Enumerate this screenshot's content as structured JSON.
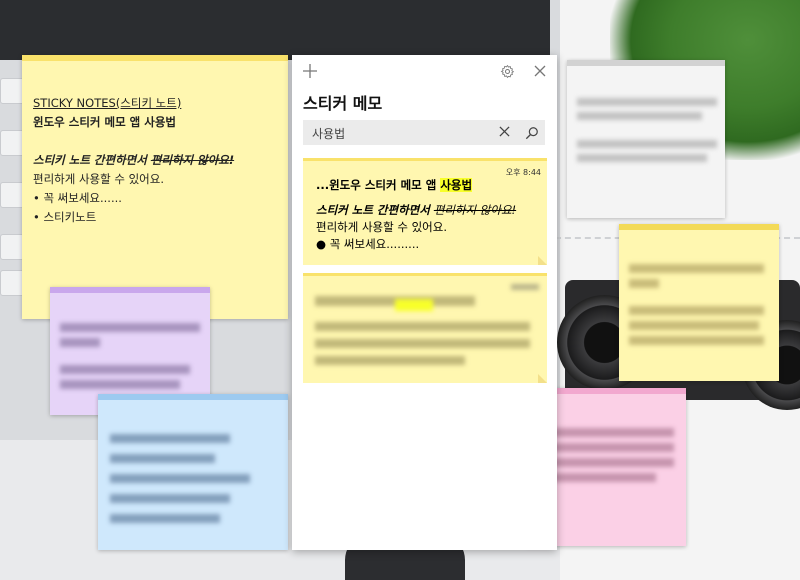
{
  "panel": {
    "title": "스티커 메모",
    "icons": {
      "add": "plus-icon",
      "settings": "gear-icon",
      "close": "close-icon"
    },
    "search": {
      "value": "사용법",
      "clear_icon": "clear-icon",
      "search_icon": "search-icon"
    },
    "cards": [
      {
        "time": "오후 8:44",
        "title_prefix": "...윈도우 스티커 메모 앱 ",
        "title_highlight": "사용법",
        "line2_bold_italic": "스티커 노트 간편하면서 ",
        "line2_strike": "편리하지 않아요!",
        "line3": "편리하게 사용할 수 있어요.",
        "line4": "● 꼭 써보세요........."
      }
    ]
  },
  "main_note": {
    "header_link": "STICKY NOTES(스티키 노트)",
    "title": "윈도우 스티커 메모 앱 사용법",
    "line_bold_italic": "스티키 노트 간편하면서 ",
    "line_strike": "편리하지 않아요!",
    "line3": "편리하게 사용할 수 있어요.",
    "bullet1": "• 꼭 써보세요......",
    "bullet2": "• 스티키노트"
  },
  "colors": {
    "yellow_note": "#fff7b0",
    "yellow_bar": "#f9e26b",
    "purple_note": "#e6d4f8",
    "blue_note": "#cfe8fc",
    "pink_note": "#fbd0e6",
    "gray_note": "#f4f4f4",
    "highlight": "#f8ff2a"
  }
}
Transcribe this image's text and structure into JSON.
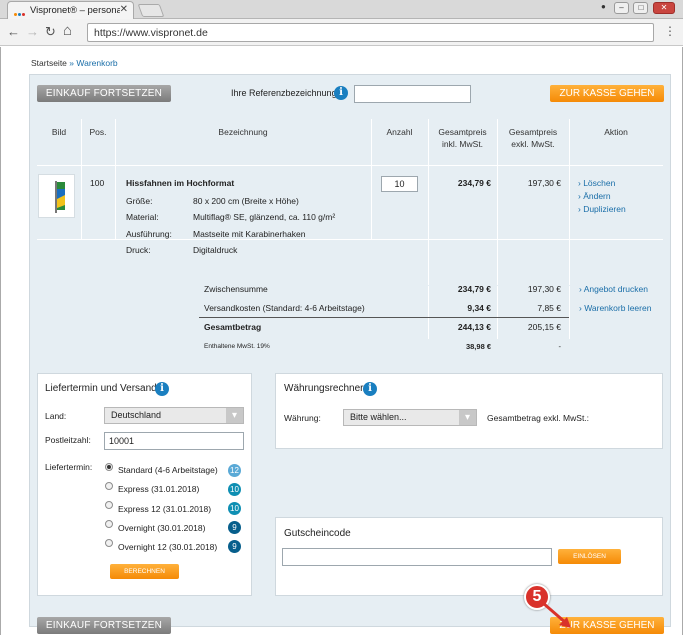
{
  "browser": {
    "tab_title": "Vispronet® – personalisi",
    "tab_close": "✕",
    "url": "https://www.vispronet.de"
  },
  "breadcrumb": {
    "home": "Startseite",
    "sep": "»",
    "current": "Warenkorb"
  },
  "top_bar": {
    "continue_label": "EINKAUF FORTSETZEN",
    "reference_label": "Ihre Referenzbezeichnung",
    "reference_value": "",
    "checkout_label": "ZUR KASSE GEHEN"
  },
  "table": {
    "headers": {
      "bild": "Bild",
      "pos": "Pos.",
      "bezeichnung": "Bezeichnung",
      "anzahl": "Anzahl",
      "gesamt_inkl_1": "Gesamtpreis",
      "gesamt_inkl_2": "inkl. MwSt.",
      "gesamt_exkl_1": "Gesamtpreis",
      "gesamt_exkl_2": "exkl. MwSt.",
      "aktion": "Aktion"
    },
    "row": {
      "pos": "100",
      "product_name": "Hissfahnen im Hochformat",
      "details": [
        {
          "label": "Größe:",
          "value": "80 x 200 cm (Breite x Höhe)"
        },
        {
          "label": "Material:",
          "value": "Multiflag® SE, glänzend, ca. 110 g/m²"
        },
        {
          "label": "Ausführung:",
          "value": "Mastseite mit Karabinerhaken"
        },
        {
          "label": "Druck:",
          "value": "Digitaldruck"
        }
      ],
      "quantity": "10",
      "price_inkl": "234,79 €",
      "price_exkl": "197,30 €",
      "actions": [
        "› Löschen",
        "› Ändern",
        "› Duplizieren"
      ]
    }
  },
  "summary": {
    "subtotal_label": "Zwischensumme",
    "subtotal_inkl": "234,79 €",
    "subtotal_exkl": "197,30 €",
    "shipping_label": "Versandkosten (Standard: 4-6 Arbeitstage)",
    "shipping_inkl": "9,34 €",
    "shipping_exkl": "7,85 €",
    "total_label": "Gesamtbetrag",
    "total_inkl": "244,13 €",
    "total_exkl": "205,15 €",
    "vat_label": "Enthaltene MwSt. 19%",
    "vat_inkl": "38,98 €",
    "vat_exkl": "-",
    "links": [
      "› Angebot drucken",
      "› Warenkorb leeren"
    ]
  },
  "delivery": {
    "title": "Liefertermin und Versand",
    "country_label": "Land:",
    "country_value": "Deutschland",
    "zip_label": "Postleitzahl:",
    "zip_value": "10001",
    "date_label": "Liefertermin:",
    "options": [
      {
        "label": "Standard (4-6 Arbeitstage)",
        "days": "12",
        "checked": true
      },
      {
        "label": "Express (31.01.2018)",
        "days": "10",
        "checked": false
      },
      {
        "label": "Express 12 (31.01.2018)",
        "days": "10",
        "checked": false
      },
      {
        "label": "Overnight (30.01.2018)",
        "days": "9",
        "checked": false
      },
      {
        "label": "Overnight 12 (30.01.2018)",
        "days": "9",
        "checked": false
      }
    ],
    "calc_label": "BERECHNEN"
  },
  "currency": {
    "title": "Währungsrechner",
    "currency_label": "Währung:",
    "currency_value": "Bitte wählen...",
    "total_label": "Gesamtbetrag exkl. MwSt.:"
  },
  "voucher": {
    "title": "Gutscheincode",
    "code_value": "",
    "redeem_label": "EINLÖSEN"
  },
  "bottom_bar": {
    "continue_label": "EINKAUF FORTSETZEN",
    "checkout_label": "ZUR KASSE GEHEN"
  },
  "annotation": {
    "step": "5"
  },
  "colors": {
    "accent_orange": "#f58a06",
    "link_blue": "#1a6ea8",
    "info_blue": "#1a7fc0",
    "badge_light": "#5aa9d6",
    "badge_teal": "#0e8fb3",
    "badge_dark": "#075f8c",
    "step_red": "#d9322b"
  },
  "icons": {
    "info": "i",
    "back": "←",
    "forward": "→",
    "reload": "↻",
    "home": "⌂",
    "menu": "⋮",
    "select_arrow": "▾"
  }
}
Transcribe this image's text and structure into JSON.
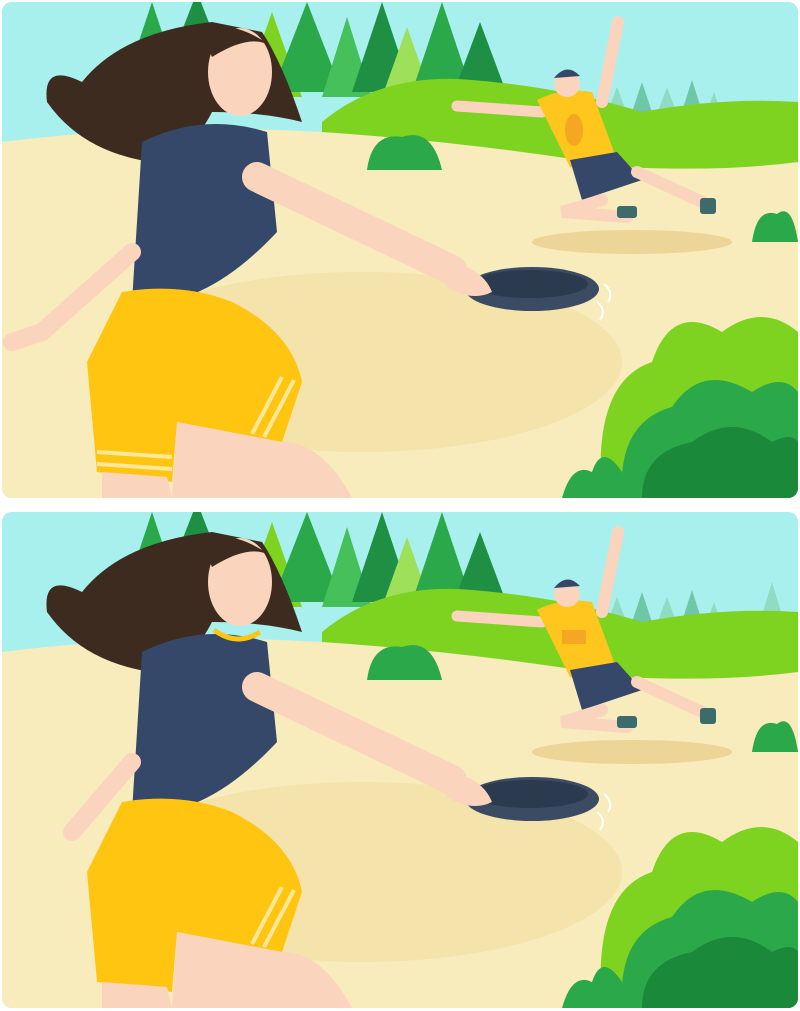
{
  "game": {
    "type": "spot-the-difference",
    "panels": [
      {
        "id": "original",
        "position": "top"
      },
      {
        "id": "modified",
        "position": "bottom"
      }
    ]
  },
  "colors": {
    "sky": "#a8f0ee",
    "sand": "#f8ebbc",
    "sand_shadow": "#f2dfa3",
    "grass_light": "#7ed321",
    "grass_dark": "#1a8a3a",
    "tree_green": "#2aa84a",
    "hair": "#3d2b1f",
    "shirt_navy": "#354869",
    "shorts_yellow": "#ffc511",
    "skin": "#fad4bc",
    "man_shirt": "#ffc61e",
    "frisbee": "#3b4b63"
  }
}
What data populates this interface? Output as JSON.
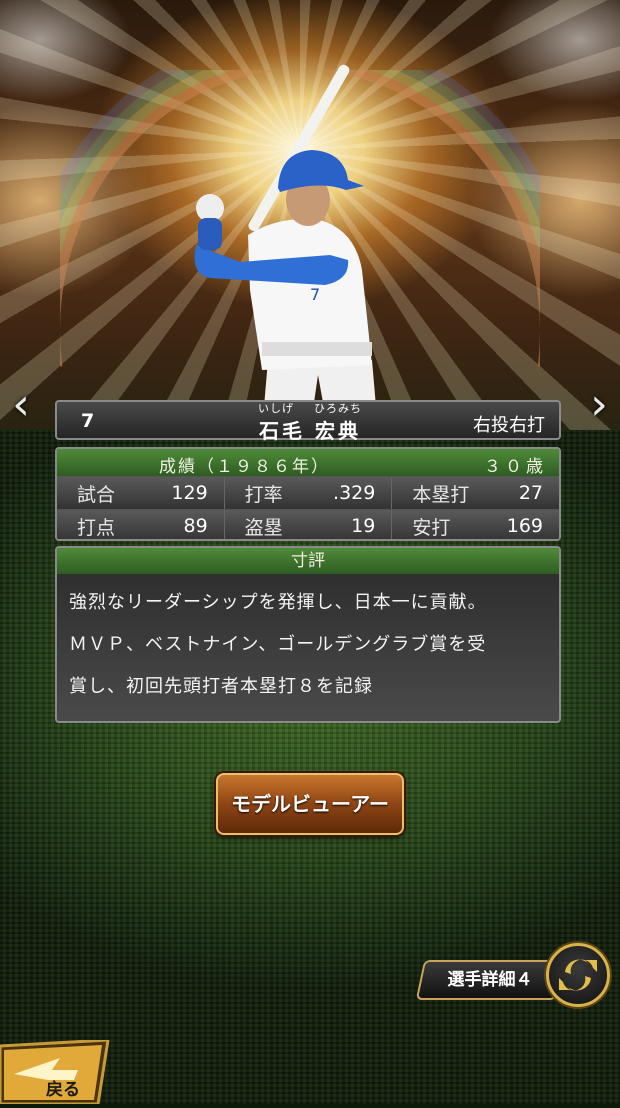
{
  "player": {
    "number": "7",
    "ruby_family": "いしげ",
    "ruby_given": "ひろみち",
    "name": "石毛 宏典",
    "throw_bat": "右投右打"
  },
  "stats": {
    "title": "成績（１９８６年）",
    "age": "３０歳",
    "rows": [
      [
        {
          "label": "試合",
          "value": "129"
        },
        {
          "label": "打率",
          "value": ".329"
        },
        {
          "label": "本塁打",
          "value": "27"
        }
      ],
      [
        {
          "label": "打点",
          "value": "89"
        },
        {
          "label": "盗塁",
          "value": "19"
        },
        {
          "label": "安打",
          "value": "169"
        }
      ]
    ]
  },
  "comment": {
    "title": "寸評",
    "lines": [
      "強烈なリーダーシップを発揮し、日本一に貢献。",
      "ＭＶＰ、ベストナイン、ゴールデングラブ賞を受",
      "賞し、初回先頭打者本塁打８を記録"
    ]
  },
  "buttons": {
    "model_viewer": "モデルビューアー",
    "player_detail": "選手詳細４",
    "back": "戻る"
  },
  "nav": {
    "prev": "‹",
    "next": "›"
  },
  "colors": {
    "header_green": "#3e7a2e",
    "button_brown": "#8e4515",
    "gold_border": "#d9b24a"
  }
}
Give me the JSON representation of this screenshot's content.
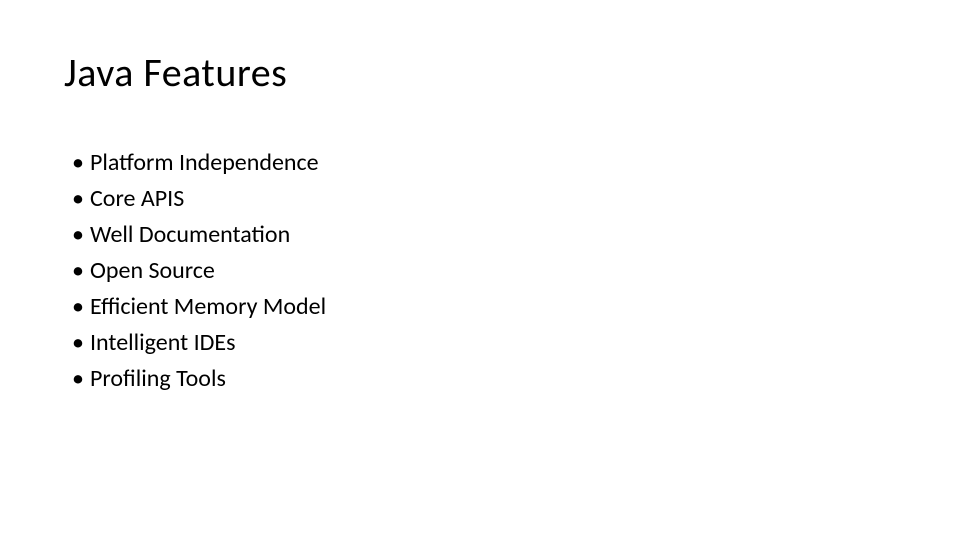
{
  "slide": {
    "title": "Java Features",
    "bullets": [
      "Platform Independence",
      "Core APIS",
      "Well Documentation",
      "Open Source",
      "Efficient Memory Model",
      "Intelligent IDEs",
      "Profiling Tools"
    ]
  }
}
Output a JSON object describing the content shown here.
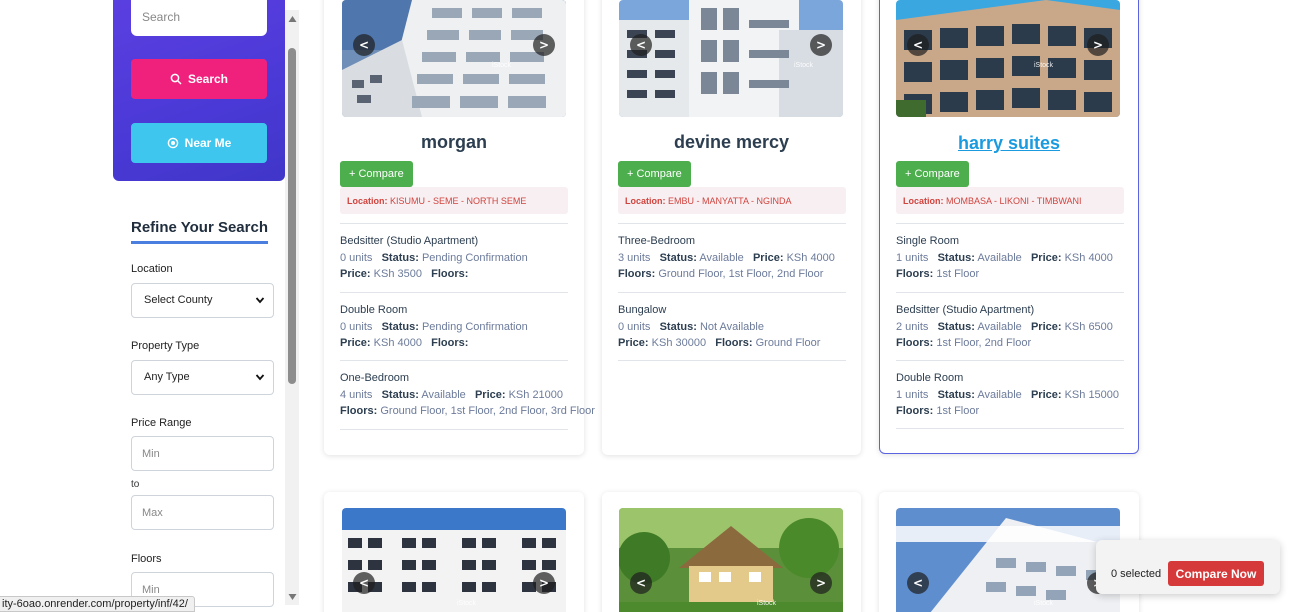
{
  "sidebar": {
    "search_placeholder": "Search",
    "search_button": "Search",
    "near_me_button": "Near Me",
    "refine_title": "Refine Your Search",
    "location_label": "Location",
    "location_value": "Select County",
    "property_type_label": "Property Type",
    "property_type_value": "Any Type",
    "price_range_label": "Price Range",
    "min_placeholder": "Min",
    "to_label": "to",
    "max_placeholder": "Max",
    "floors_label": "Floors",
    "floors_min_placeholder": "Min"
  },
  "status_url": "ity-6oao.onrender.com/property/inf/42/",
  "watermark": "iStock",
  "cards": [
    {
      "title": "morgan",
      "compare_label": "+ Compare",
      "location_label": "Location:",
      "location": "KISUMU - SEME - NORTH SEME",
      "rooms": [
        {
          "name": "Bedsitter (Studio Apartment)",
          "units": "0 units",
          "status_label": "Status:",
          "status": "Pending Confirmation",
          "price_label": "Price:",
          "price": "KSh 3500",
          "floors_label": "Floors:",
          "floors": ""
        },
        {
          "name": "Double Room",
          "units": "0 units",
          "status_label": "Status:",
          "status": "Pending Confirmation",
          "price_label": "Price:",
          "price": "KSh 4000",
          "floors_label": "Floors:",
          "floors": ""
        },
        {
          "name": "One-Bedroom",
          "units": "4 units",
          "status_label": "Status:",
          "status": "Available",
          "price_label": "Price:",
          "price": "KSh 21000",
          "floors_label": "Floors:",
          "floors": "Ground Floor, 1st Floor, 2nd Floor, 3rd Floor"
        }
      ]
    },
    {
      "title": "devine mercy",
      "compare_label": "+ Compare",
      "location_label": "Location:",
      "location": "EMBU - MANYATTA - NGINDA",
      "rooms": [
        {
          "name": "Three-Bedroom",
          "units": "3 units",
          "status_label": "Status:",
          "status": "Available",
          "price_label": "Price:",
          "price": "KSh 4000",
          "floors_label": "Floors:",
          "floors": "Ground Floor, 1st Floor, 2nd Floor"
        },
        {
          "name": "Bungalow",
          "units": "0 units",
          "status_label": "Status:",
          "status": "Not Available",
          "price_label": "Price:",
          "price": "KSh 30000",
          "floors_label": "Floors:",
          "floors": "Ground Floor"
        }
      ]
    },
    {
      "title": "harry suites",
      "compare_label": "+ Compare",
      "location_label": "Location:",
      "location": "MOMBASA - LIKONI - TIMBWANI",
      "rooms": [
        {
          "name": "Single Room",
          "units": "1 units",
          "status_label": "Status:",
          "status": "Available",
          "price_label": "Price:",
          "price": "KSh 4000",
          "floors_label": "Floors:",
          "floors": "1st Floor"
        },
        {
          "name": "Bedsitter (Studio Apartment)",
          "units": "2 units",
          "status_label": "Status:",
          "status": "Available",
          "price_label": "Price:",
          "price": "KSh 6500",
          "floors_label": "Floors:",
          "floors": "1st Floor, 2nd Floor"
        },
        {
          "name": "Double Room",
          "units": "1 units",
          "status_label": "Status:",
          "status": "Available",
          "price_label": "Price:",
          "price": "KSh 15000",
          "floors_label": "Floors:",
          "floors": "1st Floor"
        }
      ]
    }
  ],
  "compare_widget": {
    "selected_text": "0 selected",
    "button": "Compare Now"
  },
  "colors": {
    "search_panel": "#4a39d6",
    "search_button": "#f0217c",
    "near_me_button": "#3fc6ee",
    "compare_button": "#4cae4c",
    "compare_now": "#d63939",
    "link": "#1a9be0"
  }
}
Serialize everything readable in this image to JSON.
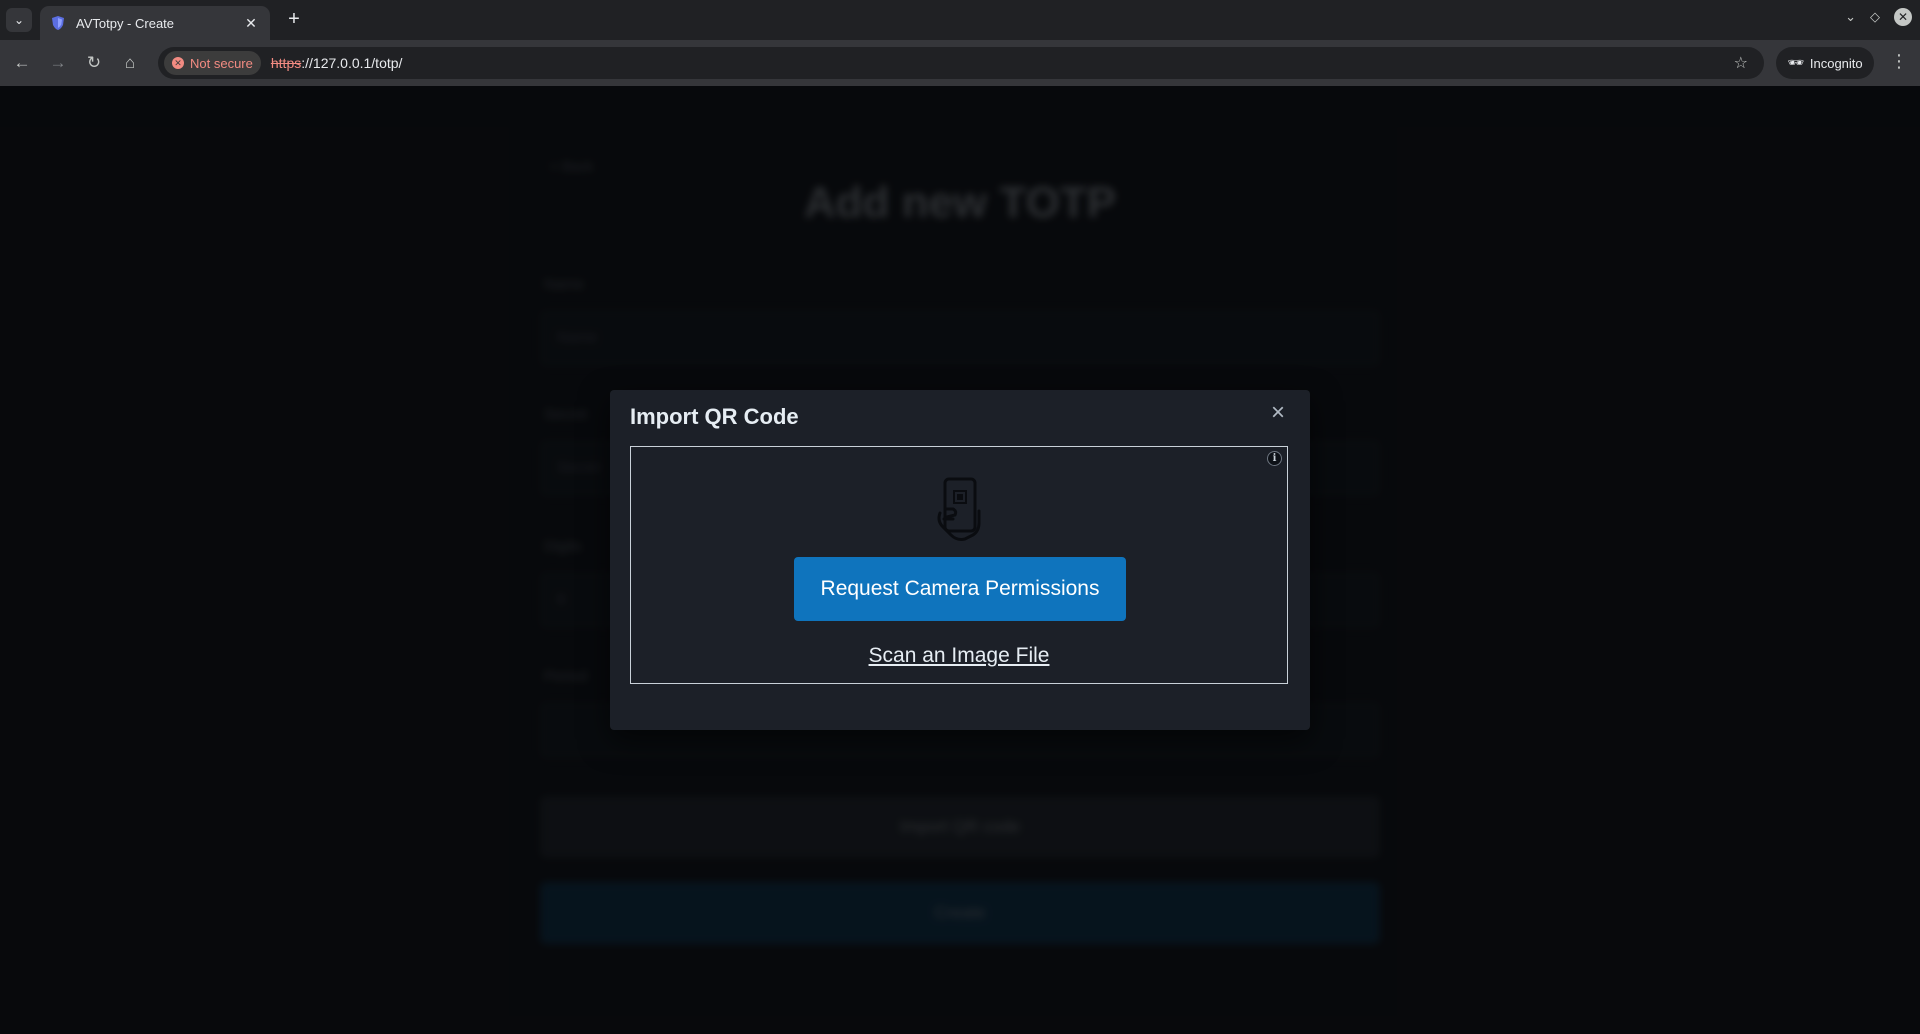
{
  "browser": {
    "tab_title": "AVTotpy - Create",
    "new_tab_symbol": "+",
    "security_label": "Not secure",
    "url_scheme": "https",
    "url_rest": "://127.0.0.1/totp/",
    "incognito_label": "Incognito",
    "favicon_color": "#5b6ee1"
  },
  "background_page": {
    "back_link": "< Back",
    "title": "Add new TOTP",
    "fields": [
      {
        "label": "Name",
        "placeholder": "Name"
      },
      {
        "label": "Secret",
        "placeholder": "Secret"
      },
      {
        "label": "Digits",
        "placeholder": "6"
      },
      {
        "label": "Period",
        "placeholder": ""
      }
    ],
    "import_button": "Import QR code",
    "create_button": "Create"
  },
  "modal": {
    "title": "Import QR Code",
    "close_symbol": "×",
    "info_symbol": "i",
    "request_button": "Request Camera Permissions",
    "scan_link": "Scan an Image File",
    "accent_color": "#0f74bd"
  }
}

====

▶ **REQUIREMENTS**
Extract only the lines from the line containing "Serialize everything readable" through the final line of the listing above, unchanged; pictures stay out of the copy.

▶ **ANSWER TO THE TASK**
Serialize everything readable in this image to JSON.
{
  "browser": {
    "tab_title": "AVTotpy - Create",
    "new_tab_symbol": "+",
    "security_label": "Not secure",
    "url_scheme": "https",
    "url_rest": "://127.0.0.1/totp/",
    "incognito_label": "Incognito",
    "favicon_color": "#5b6ee1"
  },
  "background_page": {
    "back_link": "< Back",
    "title": "Add new TOTP",
    "fields": [
      {
        "label": "Name",
        "placeholder": "Name"
      },
      {
        "label": "Secret",
        "placeholder": "Secret"
      },
      {
        "label": "Digits",
        "placeholder": "6"
      },
      {
        "label": "Period",
        "placeholder": ""
      }
    ],
    "import_button": "Import QR code",
    "create_button": "Create"
  },
  "modal": {
    "title": "Import QR Code",
    "close_symbol": "×",
    "info_symbol": "i",
    "request_button": "Request Camera Permissions",
    "scan_link": "Scan an Image File",
    "accent_color": "#0f74bd"
  }
}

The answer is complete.